In the material below, the lines containing the word "icon" are required; copy each of them.

__Dataset records__:
------------------------------------------------------------

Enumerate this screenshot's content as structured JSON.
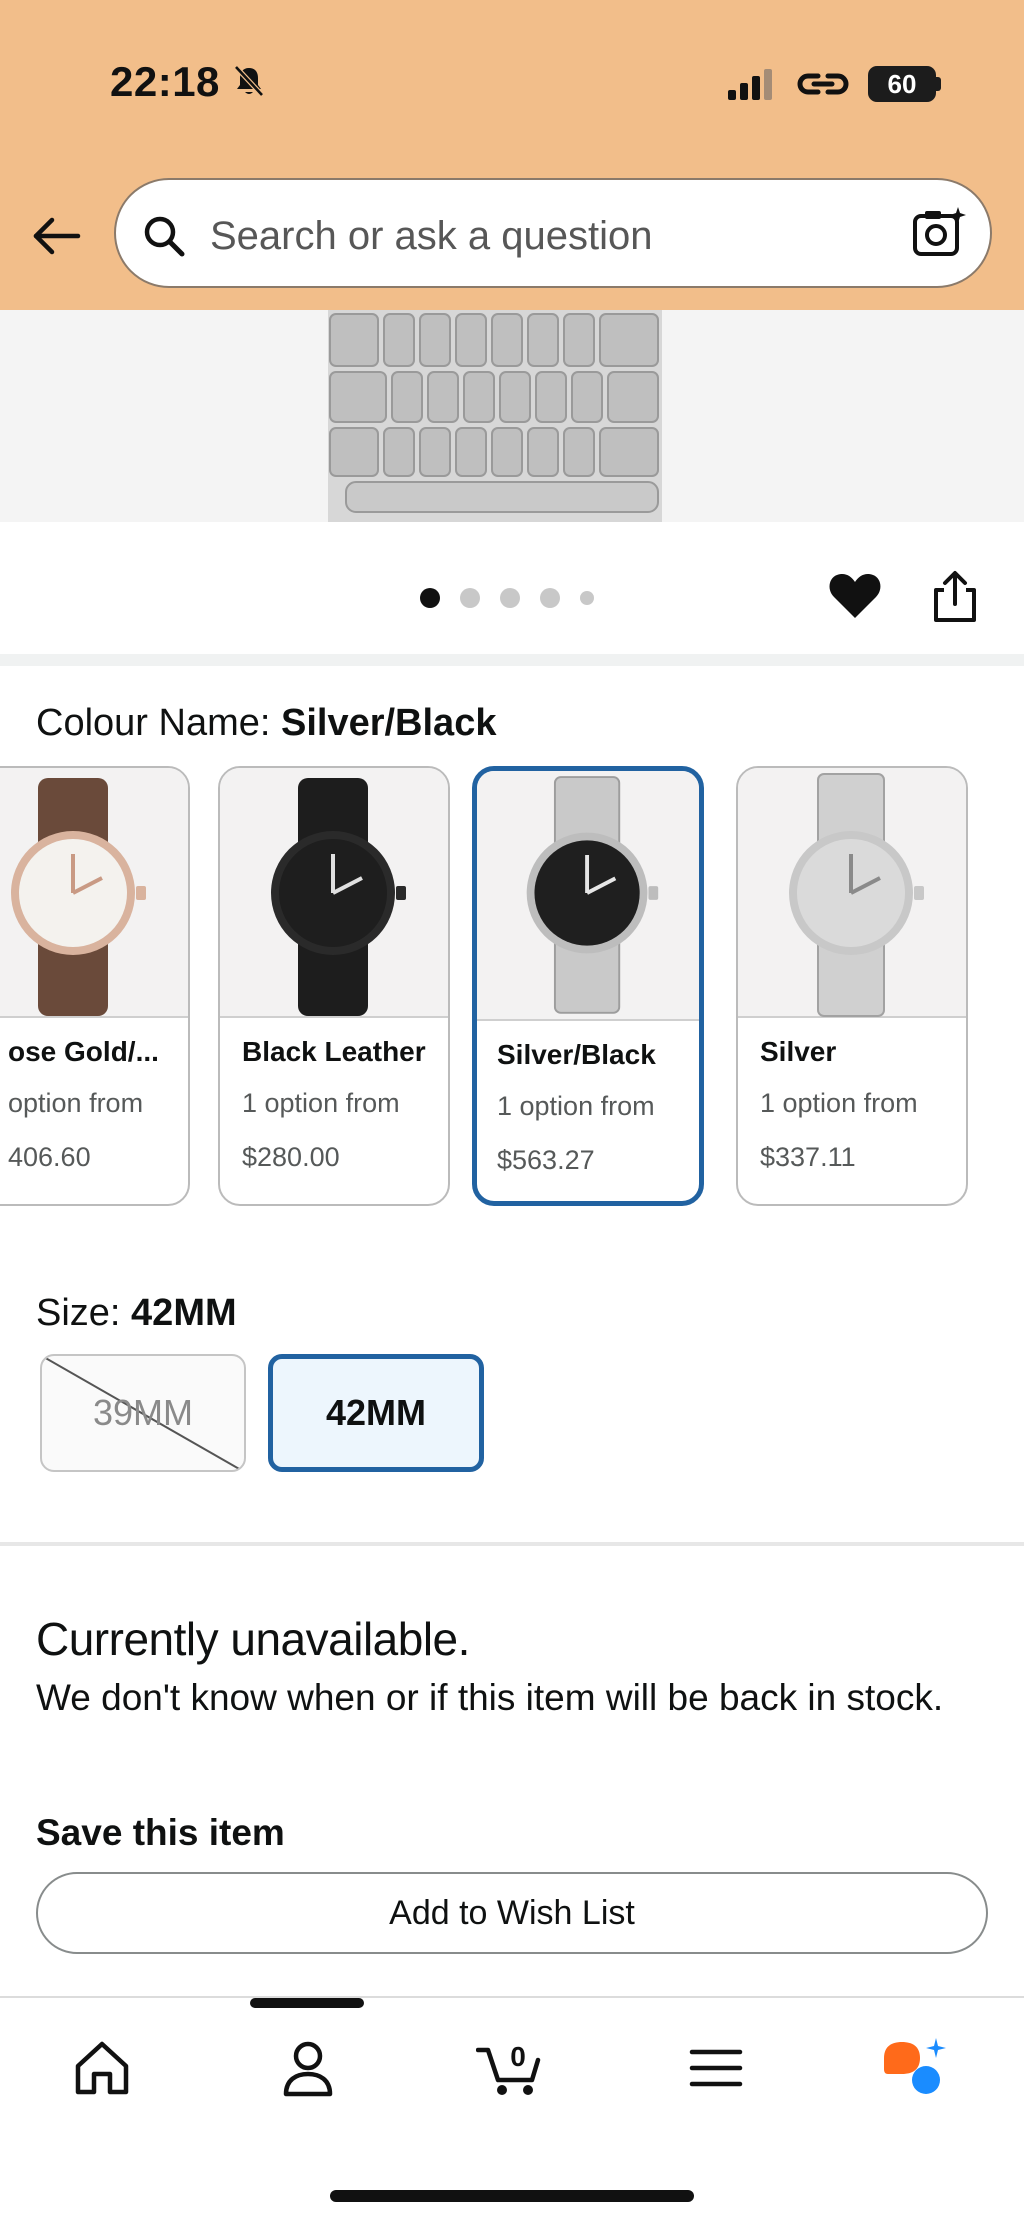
{
  "status_bar": {
    "time": "22:18",
    "battery": "60"
  },
  "search": {
    "placeholder": "Search or ask a question"
  },
  "carousel": {
    "total_dots": 5,
    "active_dot": 1
  },
  "colour": {
    "label": "Colour Name: ",
    "selected": "Silver/Black",
    "options": [
      {
        "name": "ose Gold/...",
        "availability": "option from",
        "price": "406.60",
        "dial": "#f4f2ee",
        "strap": "leather-brown",
        "case": "#d9b39e"
      },
      {
        "name": "Black Leather",
        "availability": "1 option from",
        "price": "$280.00",
        "dial": "#1e1e1e",
        "strap": "leather-black",
        "case": "#2a2a2a"
      },
      {
        "name": "Silver/Black",
        "availability": "1 option from",
        "price": "$563.27",
        "dial": "#1f1f1f",
        "strap": "steel",
        "case": "#bdbdbd"
      },
      {
        "name": "Silver",
        "availability": "1 option from",
        "price": "$337.11",
        "dial": "#dadada",
        "strap": "steel",
        "case": "#c8c8c8"
      }
    ]
  },
  "size": {
    "label": "Size: ",
    "selected": "42MM",
    "options": [
      {
        "label": "39MM",
        "available": false
      },
      {
        "label": "42MM",
        "available": true
      }
    ]
  },
  "availability": {
    "title": "Currently unavailable.",
    "message": "We don't know when or if this item will be back in stock."
  },
  "save": {
    "title": "Save this item",
    "wishlist_label": "Add to Wish List"
  },
  "bottom_nav": {
    "items": [
      {
        "name": "home",
        "icon": "home-icon"
      },
      {
        "name": "account",
        "icon": "person-icon"
      },
      {
        "name": "cart",
        "icon": "cart-icon",
        "count": "0"
      },
      {
        "name": "menu",
        "icon": "hamburger-icon"
      },
      {
        "name": "rufus",
        "icon": "ai-assistant-icon"
      }
    ]
  },
  "colors": {
    "accent_blue": "#2162a1",
    "header_bg": "#f2be8a",
    "assistant_orange": "#ff6a1a",
    "assistant_blue": "#1a8cff"
  }
}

------------------------------------------------------------

__EXPECTED ANSWER__:
        "icon": "home-icon"
        "icon": "person-icon"
        "icon": "cart-icon",
        "icon": "hamburger-icon"
        "icon": "ai-assistant-icon"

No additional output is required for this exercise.